• **Task to carry out**
Each entry below is to be duplicated verbatim.
Start
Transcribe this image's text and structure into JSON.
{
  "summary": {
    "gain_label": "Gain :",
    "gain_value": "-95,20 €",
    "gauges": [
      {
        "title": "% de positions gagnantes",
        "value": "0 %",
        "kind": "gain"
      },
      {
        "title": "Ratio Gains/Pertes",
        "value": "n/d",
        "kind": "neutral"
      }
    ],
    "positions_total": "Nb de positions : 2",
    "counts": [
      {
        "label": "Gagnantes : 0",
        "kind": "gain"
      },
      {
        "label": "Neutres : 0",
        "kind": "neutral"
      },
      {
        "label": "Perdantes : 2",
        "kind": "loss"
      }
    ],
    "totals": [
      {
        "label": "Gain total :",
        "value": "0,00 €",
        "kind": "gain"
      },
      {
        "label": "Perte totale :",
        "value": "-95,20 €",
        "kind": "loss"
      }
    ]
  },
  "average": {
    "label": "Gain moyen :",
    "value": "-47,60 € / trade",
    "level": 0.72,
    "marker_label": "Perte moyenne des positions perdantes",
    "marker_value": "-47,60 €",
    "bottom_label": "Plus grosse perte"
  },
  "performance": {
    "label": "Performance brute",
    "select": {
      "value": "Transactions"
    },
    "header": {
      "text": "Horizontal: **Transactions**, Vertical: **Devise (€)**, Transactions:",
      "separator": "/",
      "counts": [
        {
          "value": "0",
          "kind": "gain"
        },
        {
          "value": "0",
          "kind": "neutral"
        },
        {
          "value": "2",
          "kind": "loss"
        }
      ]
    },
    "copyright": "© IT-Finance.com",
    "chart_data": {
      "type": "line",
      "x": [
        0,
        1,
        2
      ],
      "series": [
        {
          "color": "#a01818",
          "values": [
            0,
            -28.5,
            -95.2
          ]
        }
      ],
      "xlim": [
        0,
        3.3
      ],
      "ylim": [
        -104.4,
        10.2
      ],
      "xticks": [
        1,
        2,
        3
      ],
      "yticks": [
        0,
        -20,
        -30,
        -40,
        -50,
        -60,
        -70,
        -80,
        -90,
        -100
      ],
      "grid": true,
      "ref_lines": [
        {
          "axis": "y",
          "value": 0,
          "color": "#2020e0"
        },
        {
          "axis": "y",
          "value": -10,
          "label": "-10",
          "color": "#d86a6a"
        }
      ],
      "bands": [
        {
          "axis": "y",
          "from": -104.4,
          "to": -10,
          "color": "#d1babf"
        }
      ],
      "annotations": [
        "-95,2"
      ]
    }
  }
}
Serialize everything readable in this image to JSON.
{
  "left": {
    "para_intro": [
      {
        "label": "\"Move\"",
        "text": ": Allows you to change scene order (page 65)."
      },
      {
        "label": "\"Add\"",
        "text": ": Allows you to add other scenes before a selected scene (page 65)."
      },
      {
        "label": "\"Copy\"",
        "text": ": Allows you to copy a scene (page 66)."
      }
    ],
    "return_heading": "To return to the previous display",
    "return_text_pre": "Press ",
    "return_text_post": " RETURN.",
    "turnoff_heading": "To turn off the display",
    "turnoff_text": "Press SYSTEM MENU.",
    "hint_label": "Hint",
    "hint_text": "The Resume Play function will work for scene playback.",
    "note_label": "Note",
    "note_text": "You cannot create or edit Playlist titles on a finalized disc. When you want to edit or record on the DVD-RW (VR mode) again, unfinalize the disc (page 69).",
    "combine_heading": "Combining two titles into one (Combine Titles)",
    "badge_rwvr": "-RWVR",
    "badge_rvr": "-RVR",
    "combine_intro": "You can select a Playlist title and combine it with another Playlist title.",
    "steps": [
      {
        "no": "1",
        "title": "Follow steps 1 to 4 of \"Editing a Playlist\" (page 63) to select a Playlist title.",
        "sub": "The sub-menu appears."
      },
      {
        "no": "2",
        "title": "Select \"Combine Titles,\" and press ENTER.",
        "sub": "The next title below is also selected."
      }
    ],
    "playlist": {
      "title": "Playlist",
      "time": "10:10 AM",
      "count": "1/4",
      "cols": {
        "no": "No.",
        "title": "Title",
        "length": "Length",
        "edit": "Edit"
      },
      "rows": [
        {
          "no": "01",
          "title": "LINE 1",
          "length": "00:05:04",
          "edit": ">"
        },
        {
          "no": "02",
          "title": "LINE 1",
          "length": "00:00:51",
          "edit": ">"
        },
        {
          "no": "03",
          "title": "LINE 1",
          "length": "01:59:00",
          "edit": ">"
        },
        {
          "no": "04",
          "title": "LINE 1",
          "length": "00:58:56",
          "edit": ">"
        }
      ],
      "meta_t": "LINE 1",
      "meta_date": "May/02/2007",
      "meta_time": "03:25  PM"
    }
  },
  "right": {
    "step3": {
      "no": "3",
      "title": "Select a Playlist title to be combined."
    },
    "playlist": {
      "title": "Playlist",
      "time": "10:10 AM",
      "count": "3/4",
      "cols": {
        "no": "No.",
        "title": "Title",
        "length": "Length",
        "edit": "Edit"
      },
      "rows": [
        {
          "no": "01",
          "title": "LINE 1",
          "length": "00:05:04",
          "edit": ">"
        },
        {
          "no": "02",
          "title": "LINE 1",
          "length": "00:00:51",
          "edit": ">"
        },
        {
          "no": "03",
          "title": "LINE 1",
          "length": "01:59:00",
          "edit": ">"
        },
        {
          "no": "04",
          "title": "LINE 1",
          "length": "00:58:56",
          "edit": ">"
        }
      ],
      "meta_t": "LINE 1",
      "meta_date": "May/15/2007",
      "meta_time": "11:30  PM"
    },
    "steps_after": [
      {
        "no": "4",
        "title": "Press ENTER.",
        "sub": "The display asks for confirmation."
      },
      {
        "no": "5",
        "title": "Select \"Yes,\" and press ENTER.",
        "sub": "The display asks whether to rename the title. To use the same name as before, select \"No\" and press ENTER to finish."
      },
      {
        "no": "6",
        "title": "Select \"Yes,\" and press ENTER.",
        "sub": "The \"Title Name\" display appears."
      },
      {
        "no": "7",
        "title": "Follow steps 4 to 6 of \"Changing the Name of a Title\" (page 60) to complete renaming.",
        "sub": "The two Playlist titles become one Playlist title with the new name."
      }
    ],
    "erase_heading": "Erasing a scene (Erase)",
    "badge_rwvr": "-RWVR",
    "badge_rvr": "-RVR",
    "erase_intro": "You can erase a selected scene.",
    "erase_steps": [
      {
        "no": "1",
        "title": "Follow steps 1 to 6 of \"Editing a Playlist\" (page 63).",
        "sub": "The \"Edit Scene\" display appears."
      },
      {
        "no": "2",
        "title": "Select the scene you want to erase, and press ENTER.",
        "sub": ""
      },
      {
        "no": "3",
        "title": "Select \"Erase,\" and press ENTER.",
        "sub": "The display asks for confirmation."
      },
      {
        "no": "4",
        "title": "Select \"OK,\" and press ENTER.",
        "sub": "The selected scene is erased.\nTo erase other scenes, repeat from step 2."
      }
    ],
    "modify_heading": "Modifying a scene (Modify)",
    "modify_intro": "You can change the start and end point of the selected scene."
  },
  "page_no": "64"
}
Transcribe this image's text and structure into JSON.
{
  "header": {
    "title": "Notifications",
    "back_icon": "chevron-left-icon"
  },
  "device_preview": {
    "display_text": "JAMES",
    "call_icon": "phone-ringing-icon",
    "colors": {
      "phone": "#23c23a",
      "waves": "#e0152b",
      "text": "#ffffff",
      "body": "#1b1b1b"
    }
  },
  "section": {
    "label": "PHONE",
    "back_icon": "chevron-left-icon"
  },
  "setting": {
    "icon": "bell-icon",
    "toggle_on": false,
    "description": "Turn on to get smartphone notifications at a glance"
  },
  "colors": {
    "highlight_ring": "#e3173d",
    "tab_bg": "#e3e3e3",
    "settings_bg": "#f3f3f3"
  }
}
End
• **Complete answer**
Transcribe this image's text and structure into JSON.
{
  "summary": {
    "gain_label": "Gain :",
    "gain_value": "-95,20 €",
    "gauges": [
      {
        "title": "% de positions gagnantes",
        "value": "0 %",
        "kind": "gain"
      },
      {
        "title": "Ratio Gains/Pertes",
        "value": "n/d",
        "kind": "neutral"
      }
    ],
    "positions_total": "Nb de positions : 2",
    "counts": [
      {
        "label": "Gagnantes : 0",
        "kind": "gain"
      },
      {
        "label": "Neutres : 0",
        "kind": "neutral"
      },
      {
        "label": "Perdantes : 2",
        "kind": "loss"
      }
    ],
    "totals": [
      {
        "label": "Gain total :",
        "value": "0,00 €",
        "kind": "gain"
      },
      {
        "label": "Perte totale :",
        "value": "-95,20 €",
        "kind": "loss"
      }
    ]
  },
  "average": {
    "label": "Gain moyen :",
    "value": "-47,60 € / trade",
    "level": 0.72,
    "marker_label": "Perte moyenne des positions perdantes",
    "marker_value": "-47,60 €",
    "bottom_label": "Plus grosse perte"
  },
  "performance": {
    "label": "Performance brute",
    "select": {
      "value": "Transactions"
    },
    "header": {
      "text": "Horizontal: **Transactions**, Vertical: **Devise (€)**, Transactions:",
      "separator": "/",
      "counts": [
        {
          "value": "0",
          "kind": "gain"
        },
        {
          "value": "0",
          "kind": "neutral"
        },
        {
          "value": "2",
          "kind": "loss"
        }
      ]
    },
    "copyright": "© IT-Finance.com",
    "chart_data": {
      "type": "line",
      "x": [
        0,
        1,
        2
      ],
      "series": [
        {
          "color": "#a01818",
          "values": [
            0,
            -28.5,
            -95.2
          ]
        }
      ],
      "xlim": [
        0,
        3.3
      ],
      "ylim": [
        -104.4,
        10.2
      ],
      "xticks": [
        1,
        2,
        3
      ],
      "yticks": [
        0,
        -20,
        -30,
        -40,
        -50,
        -60,
        -70,
        -80,
        -90,
        -100
      ],
      "grid": true,
      "ref_lines": [
        {
          "axis": "y",
          "value": 0,
          "color": "#2020e0"
        },
        {
          "axis": "y",
          "value": -10,
          "label": "-10",
          "color": "#d86a6a"
        }
      ],
      "bands": [
        {
          "axis": "y",
          "from": -104.4,
          "to": -10,
          "color": "#d1babf"
        }
      ],
      "annotations": [
        "-95,2"
      ]
    }
  }
}
Serialize everything readable in this image to JSON.
{
  "left": {
    "para_intro": [
      {
        "label": "\"Move\"",
        "text": ": Allows you to change scene order (page 65)."
      },
      {
        "label": "\"Add\"",
        "text": ": Allows you to add other scenes before a selected scene (page 65)."
      },
      {
        "label": "\"Copy\"",
        "text": ": Allows you to copy a scene (page 66)."
      }
    ],
    "return_heading": "To return to the previous display",
    "return_text_pre": "Press ",
    "return_text_post": " RETURN.",
    "turnoff_heading": "To turn off the display",
    "turnoff_text": "Press SYSTEM MENU.",
    "hint_label": "Hint",
    "hint_text": "The Resume Play function will work for scene playback.",
    "note_label": "Note",
    "note_text": "You cannot create or edit Playlist titles on a finalized disc. When you want to edit or record on the DVD-RW (VR mode) again, unfinalize the disc (page 69).",
    "combine_heading": "Combining two titles into one (Combine Titles)",
    "badge_rwvr": "-RWVR",
    "badge_rvr": "-RVR",
    "combine_intro": "You can select a Playlist title and combine it with another Playlist title.",
    "steps": [
      {
        "no": "1",
        "title": "Follow steps 1 to 4 of \"Editing a Playlist\" (page 63) to select a Playlist title.",
        "sub": "The sub-menu appears."
      },
      {
        "no": "2",
        "title": "Select \"Combine Titles,\" and press ENTER.",
        "sub": "The next title below is also selected."
      }
    ],
    "playlist": {
      "title": "Playlist",
      "time": "10:10 AM",
      "count": "1/4",
      "cols": {
        "no": "No.",
        "title": "Title",
        "length": "Length",
        "edit": "Edit"
      },
      "rows": [
        {
          "no": "01",
          "title": "LINE 1",
          "length": "00:05:04",
          "edit": ">"
        },
        {
          "no": "02",
          "title": "LINE 1",
          "length": "00:00:51",
          "edit": ">"
        },
        {
          "no": "03",
          "title": "LINE 1",
          "length": "01:59:00",
          "edit": ">"
        },
        {
          "no": "04",
          "title": "LINE 1",
          "length": "00:58:56",
          "edit": ">"
        }
      ],
      "meta_t": "LINE 1",
      "meta_date": "May/02/2007",
      "meta_time": "03:25  PM"
    }
  },
  "right": {
    "step3": {
      "no": "3",
      "title": "Select a Playlist title to be combined."
    },
    "playlist": {
      "title": "Playlist",
      "time": "10:10 AM",
      "count": "3/4",
      "cols": {
        "no": "No.",
        "title": "Title",
        "length": "Length",
        "edit": "Edit"
      },
      "rows": [
        {
          "no": "01",
          "title": "LINE 1",
          "length": "00:05:04",
          "edit": ">"
        },
        {
          "no": "02",
          "title": "LINE 1",
          "length": "00:00:51",
          "edit": ">"
        },
        {
          "no": "03",
          "title": "LINE 1",
          "length": "01:59:00",
          "edit": ">"
        },
        {
          "no": "04",
          "title": "LINE 1",
          "length": "00:58:56",
          "edit": ">"
        }
      ],
      "meta_t": "LINE 1",
      "meta_date": "May/15/2007",
      "meta_time": "11:30  PM"
    },
    "steps_after": [
      {
        "no": "4",
        "title": "Press ENTER.",
        "sub": "The display asks for confirmation."
      },
      {
        "no": "5",
        "title": "Select \"Yes,\" and press ENTER.",
        "sub": "The display asks whether to rename the title. To use the same name as before, select \"No\" and press ENTER to finish."
      },
      {
        "no": "6",
        "title": "Select \"Yes,\" and press ENTER.",
        "sub": "The \"Title Name\" display appears."
      },
      {
        "no": "7",
        "title": "Follow steps 4 to 6 of \"Changing the Name of a Title\" (page 60) to complete renaming.",
        "sub": "The two Playlist titles become one Playlist title with the new name."
      }
    ],
    "erase_heading": "Erasing a scene (Erase)",
    "badge_rwvr": "-RWVR",
    "badge_rvr": "-RVR",
    "erase_intro": "You can erase a selected scene.",
    "erase_steps": [
      {
        "no": "1",
        "title": "Follow steps 1 to 6 of \"Editing a Playlist\" (page 63).",
        "sub": "The \"Edit Scene\" display appears."
      },
      {
        "no": "2",
        "title": "Select the scene you want to erase, and press ENTER.",
        "sub": ""
      },
      {
        "no": "3",
        "title": "Select \"Erase,\" and press ENTER.",
        "sub": "The display asks for confirmation."
      },
      {
        "no": "4",
        "title": "Select \"OK,\" and press ENTER.",
        "sub": "The selected scene is erased.\nTo erase other scenes, repeat from step 2."
      }
    ],
    "modify_heading": "Modifying a scene (Modify)",
    "modify_intro": "You can change the start and end point of the selected scene."
  },
  "page_no": "64"
}
Transcribe this image's text and structure into JSON.
{
  "header": {
    "title": "Notifications",
    "back_icon": "chevron-left-icon"
  },
  "device_preview": {
    "display_text": "JAMES",
    "call_icon": "phone-ringing-icon",
    "colors": {
      "phone": "#23c23a",
      "waves": "#e0152b",
      "text": "#ffffff",
      "body": "#1b1b1b"
    }
  },
  "section": {
    "label": "PHONE",
    "back_icon": "chevron-left-icon"
  },
  "setting": {
    "icon": "bell-icon",
    "toggle_on": false,
    "description": "Turn on to get smartphone notifications at a glance"
  },
  "colors": {
    "highlight_ring": "#e3173d",
    "tab_bg": "#e3e3e3",
    "settings_bg": "#f3f3f3"
  }
}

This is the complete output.